- Exercise goal
Repeat each entry in full, exactly.

[Start of Given data]

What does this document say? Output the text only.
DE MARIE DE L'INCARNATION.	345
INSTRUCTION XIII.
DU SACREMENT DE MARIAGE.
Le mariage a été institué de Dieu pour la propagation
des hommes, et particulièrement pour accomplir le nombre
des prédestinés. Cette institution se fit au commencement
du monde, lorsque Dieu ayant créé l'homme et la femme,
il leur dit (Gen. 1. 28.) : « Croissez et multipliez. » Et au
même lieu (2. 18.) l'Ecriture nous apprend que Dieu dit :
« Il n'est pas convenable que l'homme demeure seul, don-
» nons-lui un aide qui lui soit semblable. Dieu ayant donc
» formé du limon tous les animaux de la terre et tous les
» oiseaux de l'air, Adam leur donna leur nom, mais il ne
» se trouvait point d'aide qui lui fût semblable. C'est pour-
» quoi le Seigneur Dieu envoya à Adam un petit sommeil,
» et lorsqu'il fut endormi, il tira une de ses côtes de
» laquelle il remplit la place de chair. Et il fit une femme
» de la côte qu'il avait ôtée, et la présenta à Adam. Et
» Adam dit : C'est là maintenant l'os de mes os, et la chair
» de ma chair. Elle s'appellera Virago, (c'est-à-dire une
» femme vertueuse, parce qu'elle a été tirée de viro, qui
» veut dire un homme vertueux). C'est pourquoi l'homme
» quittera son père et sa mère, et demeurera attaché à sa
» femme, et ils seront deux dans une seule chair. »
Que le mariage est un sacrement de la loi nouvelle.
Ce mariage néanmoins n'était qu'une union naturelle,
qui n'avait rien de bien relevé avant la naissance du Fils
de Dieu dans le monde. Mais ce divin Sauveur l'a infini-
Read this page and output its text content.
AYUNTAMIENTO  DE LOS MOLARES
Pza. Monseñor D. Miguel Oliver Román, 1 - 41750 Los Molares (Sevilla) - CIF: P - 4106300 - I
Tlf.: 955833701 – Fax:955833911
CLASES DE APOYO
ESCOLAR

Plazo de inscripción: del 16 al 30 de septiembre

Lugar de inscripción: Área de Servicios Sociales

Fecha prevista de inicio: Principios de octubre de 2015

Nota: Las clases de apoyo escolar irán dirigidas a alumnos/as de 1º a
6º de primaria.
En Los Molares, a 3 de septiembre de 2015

[End of Given data]

- Result for this exercise
What does this document say? Output the text only.
DE MARIE DE L'INCARNATION.	345
INSTRUCTION XIII.
DU SACREMENT DE MARIAGE.
Le mariage a été institué de Dieu pour la propagation
des hommes, et particulièrement pour accomplir le nombre
des prédestinés. Cette institution se fit au commencement
du monde, lorsque Dieu ayant créé l'homme et la femme,
il leur dit (Gen. 1. 28.) : « Croissez et multipliez. » Et au
même lieu (2. 18.) l'Ecriture nous apprend que Dieu dit :
« Il n'est pas convenable que l'homme demeure seul, don-
» nons-lui un aide qui lui soit semblable. Dieu ayant donc
» formé du limon tous les animaux de la terre et tous les
» oiseaux de l'air, Adam leur donna leur nom, mais il ne
» se trouvait point d'aide qui lui fût semblable. C'est pour-
» quoi le Seigneur Dieu envoya à Adam un petit sommeil,
» et lorsqu'il fut endormi, il tira une de ses côtes de
» laquelle il remplit la place de chair. Et il fit une femme
» de la côte qu'il avait ôtée, et la présenta à Adam. Et
» Adam dit : C'est là maintenant l'os de mes os, et la chair
» de ma chair. Elle s'appellera Virago, (c'est-à-dire une
» femme vertueuse, parce qu'elle a été tirée de viro, qui
» veut dire un homme vertueux). C'est pourquoi l'homme
» quittera son père et sa mère, et demeurera attaché à sa
» femme, et ils seront deux dans une seule chair. »
Que le mariage est un sacrement de la loi nouvelle.
Ce mariage néanmoins n'était qu'une union naturelle,
qui n'avait rien de bien relevé avant la naissance du Fils
de Dieu dans le monde. Mais ce divin Sauveur l'a infini-
Read this page and output its text content.
AYUNTAMIENTO  DE LOS MOLARES
Pza. Monseñor D. Miguel Oliver Román, 1 - 41750 Los Molares (Sevilla) - CIF: P - 4106300 - I
Tlf.: 955833701 – Fax:955833911
CLASES DE APOYO
ESCOLAR

Plazo de inscripción: del 16 al 30 de septiembre

Lugar de inscripción: Área de Servicios Sociales

Fecha prevista de inicio: Principios de octubre de 2015

Nota: Las clases de apoyo escolar irán dirigidas a alumnos/as de 1º a
6º de primaria.
En Los Molares, a 3 de septiembre de 2015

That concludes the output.